Problem statement: Return the records exactly as they are.

####

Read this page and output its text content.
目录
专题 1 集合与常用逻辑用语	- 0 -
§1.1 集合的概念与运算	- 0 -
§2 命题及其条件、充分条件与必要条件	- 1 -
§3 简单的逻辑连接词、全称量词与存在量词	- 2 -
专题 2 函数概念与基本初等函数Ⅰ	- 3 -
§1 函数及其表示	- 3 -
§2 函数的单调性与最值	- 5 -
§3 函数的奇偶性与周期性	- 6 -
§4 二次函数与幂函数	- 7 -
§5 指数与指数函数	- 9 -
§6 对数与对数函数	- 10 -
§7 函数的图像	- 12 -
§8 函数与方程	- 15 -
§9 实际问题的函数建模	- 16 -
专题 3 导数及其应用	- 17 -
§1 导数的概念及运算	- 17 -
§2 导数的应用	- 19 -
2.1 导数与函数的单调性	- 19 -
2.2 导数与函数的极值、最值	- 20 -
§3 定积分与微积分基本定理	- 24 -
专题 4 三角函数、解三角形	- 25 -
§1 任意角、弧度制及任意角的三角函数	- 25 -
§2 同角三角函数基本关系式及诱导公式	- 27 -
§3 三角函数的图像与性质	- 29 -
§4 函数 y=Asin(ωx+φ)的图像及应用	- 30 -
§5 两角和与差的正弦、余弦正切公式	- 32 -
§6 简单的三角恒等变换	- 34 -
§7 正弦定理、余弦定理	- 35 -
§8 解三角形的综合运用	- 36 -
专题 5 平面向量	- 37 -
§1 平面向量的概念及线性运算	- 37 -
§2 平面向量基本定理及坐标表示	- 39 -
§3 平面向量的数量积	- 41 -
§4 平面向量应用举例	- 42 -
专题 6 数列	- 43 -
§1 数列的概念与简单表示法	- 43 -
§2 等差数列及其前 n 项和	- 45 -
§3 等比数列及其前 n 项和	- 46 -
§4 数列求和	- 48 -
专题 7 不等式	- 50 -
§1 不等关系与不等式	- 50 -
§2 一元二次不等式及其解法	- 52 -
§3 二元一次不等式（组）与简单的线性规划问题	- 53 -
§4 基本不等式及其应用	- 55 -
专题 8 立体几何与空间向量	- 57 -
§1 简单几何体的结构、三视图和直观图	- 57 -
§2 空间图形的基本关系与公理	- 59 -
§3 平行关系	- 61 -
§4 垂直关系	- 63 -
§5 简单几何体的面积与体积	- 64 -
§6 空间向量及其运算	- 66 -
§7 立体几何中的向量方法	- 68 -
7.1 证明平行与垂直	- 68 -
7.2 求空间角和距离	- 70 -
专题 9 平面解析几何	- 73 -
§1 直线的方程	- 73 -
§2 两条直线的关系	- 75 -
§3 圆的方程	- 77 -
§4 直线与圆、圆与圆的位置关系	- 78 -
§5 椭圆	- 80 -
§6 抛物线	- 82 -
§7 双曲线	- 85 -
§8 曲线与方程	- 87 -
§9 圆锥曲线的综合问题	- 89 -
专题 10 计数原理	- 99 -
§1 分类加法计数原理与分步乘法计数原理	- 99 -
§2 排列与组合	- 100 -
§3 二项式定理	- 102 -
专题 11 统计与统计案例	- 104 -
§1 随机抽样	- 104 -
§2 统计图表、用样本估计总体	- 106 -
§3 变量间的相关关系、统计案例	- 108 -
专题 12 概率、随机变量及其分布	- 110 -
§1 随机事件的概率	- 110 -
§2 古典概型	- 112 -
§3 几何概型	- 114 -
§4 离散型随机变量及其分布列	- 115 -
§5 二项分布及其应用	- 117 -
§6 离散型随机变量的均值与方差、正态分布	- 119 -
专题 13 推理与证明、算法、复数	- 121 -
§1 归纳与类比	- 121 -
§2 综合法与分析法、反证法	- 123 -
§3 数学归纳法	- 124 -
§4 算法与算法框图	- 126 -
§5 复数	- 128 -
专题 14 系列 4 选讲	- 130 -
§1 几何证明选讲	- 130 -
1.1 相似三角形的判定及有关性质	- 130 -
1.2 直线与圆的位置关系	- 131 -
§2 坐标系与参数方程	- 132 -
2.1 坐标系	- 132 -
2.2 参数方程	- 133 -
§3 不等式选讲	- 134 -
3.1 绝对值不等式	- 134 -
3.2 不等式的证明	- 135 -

####

Finished exercise:
Read this page and output its text content.
目录
专题 1 集合与常用逻辑用语	- 0 -
§1.1 集合的概念与运算	- 0 -
§2 命题及其条件、充分条件与必要条件	- 1 -
§3 简单的逻辑连接词、全称量词与存在量词	- 2 -
专题 2 函数概念与基本初等函数Ⅰ	- 3 -
§1 函数及其表示	- 3 -
§2 函数的单调性与最值	- 5 -
§3 函数的奇偶性与周期性	- 6 -
§4 二次函数与幂函数	- 7 -
§5 指数与指数函数	- 9 -
§6 对数与对数函数	- 10 -
§7 函数的图像	- 12 -
§8 函数与方程	- 15 -
§9 实际问题的函数建模	- 16 -
专题 3 导数及其应用	- 17 -
§1 导数的概念及运算	- 17 -
§2 导数的应用	- 19 -
2.1 导数与函数的单调性	- 19 -
2.2 导数与函数的极值、最值	- 20 -
§3 定积分与微积分基本定理	- 24 -
专题 4 三角函数、解三角形	- 25 -
§1 任意角、弧度制及任意角的三角函数	- 25 -
§2 同角三角函数基本关系式及诱导公式	- 27 -
§3 三角函数的图像与性质	- 29 -
§4 函数 y=Asin(ωx+φ)的图像及应用	- 30 -
§5 两角和与差的正弦、余弦正切公式	- 32 -
§6 简单的三角恒等变换	- 34 -
§7 正弦定理、余弦定理	- 35 -
§8 解三角形的综合运用	- 36 -
专题 5 平面向量	- 37 -
§1 平面向量的概念及线性运算	- 37 -
§2 平面向量基本定理及坐标表示	- 39 -
§3 平面向量的数量积	- 41 -
§4 平面向量应用举例	- 42 -
专题 6 数列	- 43 -
§1 数列的概念与简单表示法	- 43 -
§2 等差数列及其前 n 项和	- 45 -
§3 等比数列及其前 n 项和	- 46 -
§4 数列求和	- 48 -
专题 7 不等式	- 50 -
§1 不等关系与不等式	- 50 -
§2 一元二次不等式及其解法	- 52 -
§3 二元一次不等式（组）与简单的线性规划问题	- 53 -
§4 基本不等式及其应用	- 55 -
专题 8 立体几何与空间向量	- 57 -
§1 简单几何体的结构、三视图和直观图	- 57 -
§2 空间图形的基本关系与公理	- 59 -
§3 平行关系	- 61 -
§4 垂直关系	- 63 -
§5 简单几何体的面积与体积	- 64 -
§6 空间向量及其运算	- 66 -
§7 立体几何中的向量方法	- 68 -
7.1 证明平行与垂直	- 68 -
7.2 求空间角和距离	- 70 -
专题 9 平面解析几何	- 73 -
§1 直线的方程	- 73 -
§2 两条直线的关系	- 75 -
§3 圆的方程	- 77 -
§4 直线与圆、圆与圆的位置关系	- 78 -
§5 椭圆	- 80 -
§6 抛物线	- 82 -
§7 双曲线	- 85 -
§8 曲线与方程	- 87 -
§9 圆锥曲线的综合问题	- 89 -
专题 10 计数原理	- 99 -
§1 分类加法计数原理与分步乘法计数原理	- 99 -
§2 排列与组合	- 100 -
§3 二项式定理	- 102 -
专题 11 统计与统计案例	- 104 -
§1 随机抽样	- 104 -
§2 统计图表、用样本估计总体	- 106 -
§3 变量间的相关关系、统计案例	- 108 -
专题 12 概率、随机变量及其分布	- 110 -
§1 随机事件的概率	- 110 -
§2 古典概型	- 112 -
§3 几何概型	- 114 -
§4 离散型随机变量及其分布列	- 115 -
§5 二项分布及其应用	- 117 -
§6 离散型随机变量的均值与方差、正态分布	- 119 -
专题 13 推理与证明、算法、复数	- 121 -
§1 归纳与类比	- 121 -
§2 综合法与分析法、反证法	- 123 -
§3 数学归纳法	- 124 -
§4 算法与算法框图	- 126 -
§5 复数	- 128 -
专题 14 系列 4 选讲	- 130 -
§1 几何证明选讲	- 130 -
1.1 相似三角形的判定及有关性质	- 130 -
1.2 直线与圆的位置关系	- 131 -
§2 坐标系与参数方程	- 132 -
2.1 坐标系	- 132 -
2.2 参数方程	- 133 -
§3 不等式选讲	- 134 -
3.1 绝对值不等式	- 134 -
3.2 不等式的证明	- 135 -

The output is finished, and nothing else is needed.